**Exercise brief:** Type out the material below exactly.

————————

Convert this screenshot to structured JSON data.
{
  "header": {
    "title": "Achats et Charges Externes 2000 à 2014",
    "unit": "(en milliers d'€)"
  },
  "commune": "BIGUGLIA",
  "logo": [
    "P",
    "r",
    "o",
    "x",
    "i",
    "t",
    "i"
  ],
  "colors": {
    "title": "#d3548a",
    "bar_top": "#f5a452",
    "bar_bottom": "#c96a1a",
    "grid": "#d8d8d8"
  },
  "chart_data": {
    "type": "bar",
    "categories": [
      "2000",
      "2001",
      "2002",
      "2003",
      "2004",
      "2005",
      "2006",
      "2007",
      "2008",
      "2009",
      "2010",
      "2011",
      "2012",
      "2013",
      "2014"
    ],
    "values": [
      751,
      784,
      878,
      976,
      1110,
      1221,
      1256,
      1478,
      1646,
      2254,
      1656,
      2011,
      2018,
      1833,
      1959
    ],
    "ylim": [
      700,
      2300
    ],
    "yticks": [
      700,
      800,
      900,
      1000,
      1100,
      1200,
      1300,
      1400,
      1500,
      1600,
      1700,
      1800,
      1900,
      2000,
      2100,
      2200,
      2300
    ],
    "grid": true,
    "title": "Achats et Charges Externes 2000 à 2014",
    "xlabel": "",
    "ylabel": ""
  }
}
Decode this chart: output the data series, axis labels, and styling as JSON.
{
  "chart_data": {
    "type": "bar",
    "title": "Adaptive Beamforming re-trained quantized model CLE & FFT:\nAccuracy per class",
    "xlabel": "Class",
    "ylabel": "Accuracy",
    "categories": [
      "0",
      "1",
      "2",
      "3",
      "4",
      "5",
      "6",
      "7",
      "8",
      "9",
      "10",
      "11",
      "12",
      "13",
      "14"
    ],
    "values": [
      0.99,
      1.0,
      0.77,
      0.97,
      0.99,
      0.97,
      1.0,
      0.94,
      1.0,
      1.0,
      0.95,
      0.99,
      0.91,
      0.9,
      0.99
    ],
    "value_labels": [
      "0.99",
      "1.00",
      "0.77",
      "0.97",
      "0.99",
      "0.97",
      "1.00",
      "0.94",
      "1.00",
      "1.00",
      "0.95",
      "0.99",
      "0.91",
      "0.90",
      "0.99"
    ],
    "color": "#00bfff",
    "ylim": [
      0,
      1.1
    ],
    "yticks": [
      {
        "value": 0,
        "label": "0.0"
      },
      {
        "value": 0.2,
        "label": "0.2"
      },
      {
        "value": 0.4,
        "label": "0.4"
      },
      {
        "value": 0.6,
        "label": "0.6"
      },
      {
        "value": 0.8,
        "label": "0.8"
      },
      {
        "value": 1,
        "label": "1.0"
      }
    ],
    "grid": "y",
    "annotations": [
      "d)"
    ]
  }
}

————————

**Response:**
Convert this screenshot to structured JSON data.
{
  "header": {
    "title": "Achats et Charges Externes 2000 à 2014",
    "unit": "(en milliers d'€)"
  },
  "commune": "BIGUGLIA",
  "logo": [
    "P",
    "r",
    "o",
    "x",
    "i",
    "t",
    "i"
  ],
  "colors": {
    "title": "#d3548a",
    "bar_top": "#f5a452",
    "bar_bottom": "#c96a1a",
    "grid": "#d8d8d8"
  },
  "chart_data": {
    "type": "bar",
    "categories": [
      "2000",
      "2001",
      "2002",
      "2003",
      "2004",
      "2005",
      "2006",
      "2007",
      "2008",
      "2009",
      "2010",
      "2011",
      "2012",
      "2013",
      "2014"
    ],
    "values": [
      751,
      784,
      878,
      976,
      1110,
      1221,
      1256,
      1478,
      1646,
      2254,
      1656,
      2011,
      2018,
      1833,
      1959
    ],
    "ylim": [
      700,
      2300
    ],
    "yticks": [
      700,
      800,
      900,
      1000,
      1100,
      1200,
      1300,
      1400,
      1500,
      1600,
      1700,
      1800,
      1900,
      2000,
      2100,
      2200,
      2300
    ],
    "grid": true,
    "title": "Achats et Charges Externes 2000 à 2014",
    "xlabel": "",
    "ylabel": ""
  }
}
Decode this chart: output the data series, axis labels, and styling as JSON.
{
  "chart_data": {
    "type": "bar",
    "title": "Adaptive Beamforming re-trained quantized model CLE & FFT:\nAccuracy per class",
    "xlabel": "Class",
    "ylabel": "Accuracy",
    "categories": [
      "0",
      "1",
      "2",
      "3",
      "4",
      "5",
      "6",
      "7",
      "8",
      "9",
      "10",
      "11",
      "12",
      "13",
      "14"
    ],
    "values": [
      0.99,
      1.0,
      0.77,
      0.97,
      0.99,
      0.97,
      1.0,
      0.94,
      1.0,
      1.0,
      0.95,
      0.99,
      0.91,
      0.9,
      0.99
    ],
    "value_labels": [
      "0.99",
      "1.00",
      "0.77",
      "0.97",
      "0.99",
      "0.97",
      "1.00",
      "0.94",
      "1.00",
      "1.00",
      "0.95",
      "0.99",
      "0.91",
      "0.90",
      "0.99"
    ],
    "color": "#00bfff",
    "ylim": [
      0,
      1.1
    ],
    "yticks": [
      {
        "value": 0,
        "label": "0.0"
      },
      {
        "value": 0.2,
        "label": "0.2"
      },
      {
        "value": 0.4,
        "label": "0.4"
      },
      {
        "value": 0.6,
        "label": "0.6"
      },
      {
        "value": 0.8,
        "label": "0.8"
      },
      {
        "value": 1,
        "label": "1.0"
      }
    ],
    "grid": "y",
    "annotations": [
      "d)"
    ]
  }
}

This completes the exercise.